**Dataset entries on figures**
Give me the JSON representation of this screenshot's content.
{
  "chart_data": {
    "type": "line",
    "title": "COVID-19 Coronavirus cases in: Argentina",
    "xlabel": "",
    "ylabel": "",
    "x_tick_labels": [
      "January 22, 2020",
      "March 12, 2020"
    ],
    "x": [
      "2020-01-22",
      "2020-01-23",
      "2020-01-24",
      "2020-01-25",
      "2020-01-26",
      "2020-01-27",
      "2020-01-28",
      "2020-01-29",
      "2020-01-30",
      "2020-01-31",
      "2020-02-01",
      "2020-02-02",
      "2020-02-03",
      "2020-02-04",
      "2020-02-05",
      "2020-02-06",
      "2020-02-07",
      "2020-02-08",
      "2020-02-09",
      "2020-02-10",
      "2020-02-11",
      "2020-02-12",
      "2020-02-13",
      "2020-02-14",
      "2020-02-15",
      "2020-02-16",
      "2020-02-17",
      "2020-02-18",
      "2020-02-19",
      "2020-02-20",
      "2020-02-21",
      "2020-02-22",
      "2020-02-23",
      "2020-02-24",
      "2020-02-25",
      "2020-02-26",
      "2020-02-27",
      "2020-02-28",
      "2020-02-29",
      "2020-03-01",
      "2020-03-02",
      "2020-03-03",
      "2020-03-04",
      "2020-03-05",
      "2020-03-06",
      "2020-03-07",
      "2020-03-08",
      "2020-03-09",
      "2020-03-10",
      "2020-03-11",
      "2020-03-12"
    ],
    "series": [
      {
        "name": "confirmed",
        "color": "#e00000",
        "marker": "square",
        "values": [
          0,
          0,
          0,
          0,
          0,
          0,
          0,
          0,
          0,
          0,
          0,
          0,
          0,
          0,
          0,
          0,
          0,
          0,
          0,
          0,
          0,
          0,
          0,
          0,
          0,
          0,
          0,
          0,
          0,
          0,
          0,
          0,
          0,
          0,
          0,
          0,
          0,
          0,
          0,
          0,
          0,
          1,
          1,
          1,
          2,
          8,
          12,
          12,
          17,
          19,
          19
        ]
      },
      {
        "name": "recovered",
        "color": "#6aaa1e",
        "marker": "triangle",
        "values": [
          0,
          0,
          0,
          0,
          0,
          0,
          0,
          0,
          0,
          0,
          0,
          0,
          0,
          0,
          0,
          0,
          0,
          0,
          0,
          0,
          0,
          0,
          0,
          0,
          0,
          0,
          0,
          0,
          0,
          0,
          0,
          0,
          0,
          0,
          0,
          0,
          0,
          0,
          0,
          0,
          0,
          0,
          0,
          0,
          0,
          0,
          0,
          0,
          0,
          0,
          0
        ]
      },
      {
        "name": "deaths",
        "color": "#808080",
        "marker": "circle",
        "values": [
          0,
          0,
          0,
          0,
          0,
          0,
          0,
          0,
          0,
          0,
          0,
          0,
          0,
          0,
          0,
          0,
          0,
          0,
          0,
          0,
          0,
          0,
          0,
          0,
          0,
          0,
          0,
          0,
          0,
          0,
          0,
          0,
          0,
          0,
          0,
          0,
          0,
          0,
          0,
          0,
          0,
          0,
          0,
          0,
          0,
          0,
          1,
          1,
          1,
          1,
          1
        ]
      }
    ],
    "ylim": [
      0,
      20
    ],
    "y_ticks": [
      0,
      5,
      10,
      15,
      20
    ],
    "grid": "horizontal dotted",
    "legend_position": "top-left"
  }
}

**Activity**
Please return every line of the data, unaltered.

**Task answer**
Give me the JSON representation of this screenshot's content.
{
  "chart_data": {
    "type": "line",
    "title": "COVID-19 Coronavirus cases in: Argentina",
    "xlabel": "",
    "ylabel": "",
    "x_tick_labels": [
      "January 22, 2020",
      "March 12, 2020"
    ],
    "x": [
      "2020-01-22",
      "2020-01-23",
      "2020-01-24",
      "2020-01-25",
      "2020-01-26",
      "2020-01-27",
      "2020-01-28",
      "2020-01-29",
      "2020-01-30",
      "2020-01-31",
      "2020-02-01",
      "2020-02-02",
      "2020-02-03",
      "2020-02-04",
      "2020-02-05",
      "2020-02-06",
      "2020-02-07",
      "2020-02-08",
      "2020-02-09",
      "2020-02-10",
      "2020-02-11",
      "2020-02-12",
      "2020-02-13",
      "2020-02-14",
      "2020-02-15",
      "2020-02-16",
      "2020-02-17",
      "2020-02-18",
      "2020-02-19",
      "2020-02-20",
      "2020-02-21",
      "2020-02-22",
      "2020-02-23",
      "2020-02-24",
      "2020-02-25",
      "2020-02-26",
      "2020-02-27",
      "2020-02-28",
      "2020-02-29",
      "2020-03-01",
      "2020-03-02",
      "2020-03-03",
      "2020-03-04",
      "2020-03-05",
      "2020-03-06",
      "2020-03-07",
      "2020-03-08",
      "2020-03-09",
      "2020-03-10",
      "2020-03-11",
      "2020-03-12"
    ],
    "series": [
      {
        "name": "confirmed",
        "color": "#e00000",
        "marker": "square",
        "values": [
          0,
          0,
          0,
          0,
          0,
          0,
          0,
          0,
          0,
          0,
          0,
          0,
          0,
          0,
          0,
          0,
          0,
          0,
          0,
          0,
          0,
          0,
          0,
          0,
          0,
          0,
          0,
          0,
          0,
          0,
          0,
          0,
          0,
          0,
          0,
          0,
          0,
          0,
          0,
          0,
          0,
          1,
          1,
          1,
          2,
          8,
          12,
          12,
          17,
          19,
          19
        ]
      },
      {
        "name": "recovered",
        "color": "#6aaa1e",
        "marker": "triangle",
        "values": [
          0,
          0,
          0,
          0,
          0,
          0,
          0,
          0,
          0,
          0,
          0,
          0,
          0,
          0,
          0,
          0,
          0,
          0,
          0,
          0,
          0,
          0,
          0,
          0,
          0,
          0,
          0,
          0,
          0,
          0,
          0,
          0,
          0,
          0,
          0,
          0,
          0,
          0,
          0,
          0,
          0,
          0,
          0,
          0,
          0,
          0,
          0,
          0,
          0,
          0,
          0
        ]
      },
      {
        "name": "deaths",
        "color": "#808080",
        "marker": "circle",
        "values": [
          0,
          0,
          0,
          0,
          0,
          0,
          0,
          0,
          0,
          0,
          0,
          0,
          0,
          0,
          0,
          0,
          0,
          0,
          0,
          0,
          0,
          0,
          0,
          0,
          0,
          0,
          0,
          0,
          0,
          0,
          0,
          0,
          0,
          0,
          0,
          0,
          0,
          0,
          0,
          0,
          0,
          0,
          0,
          0,
          0,
          0,
          1,
          1,
          1,
          1,
          1
        ]
      }
    ],
    "ylim": [
      0,
      20
    ],
    "y_ticks": [
      0,
      5,
      10,
      15,
      20
    ],
    "grid": "horizontal dotted",
    "legend_position": "top-left"
  }
}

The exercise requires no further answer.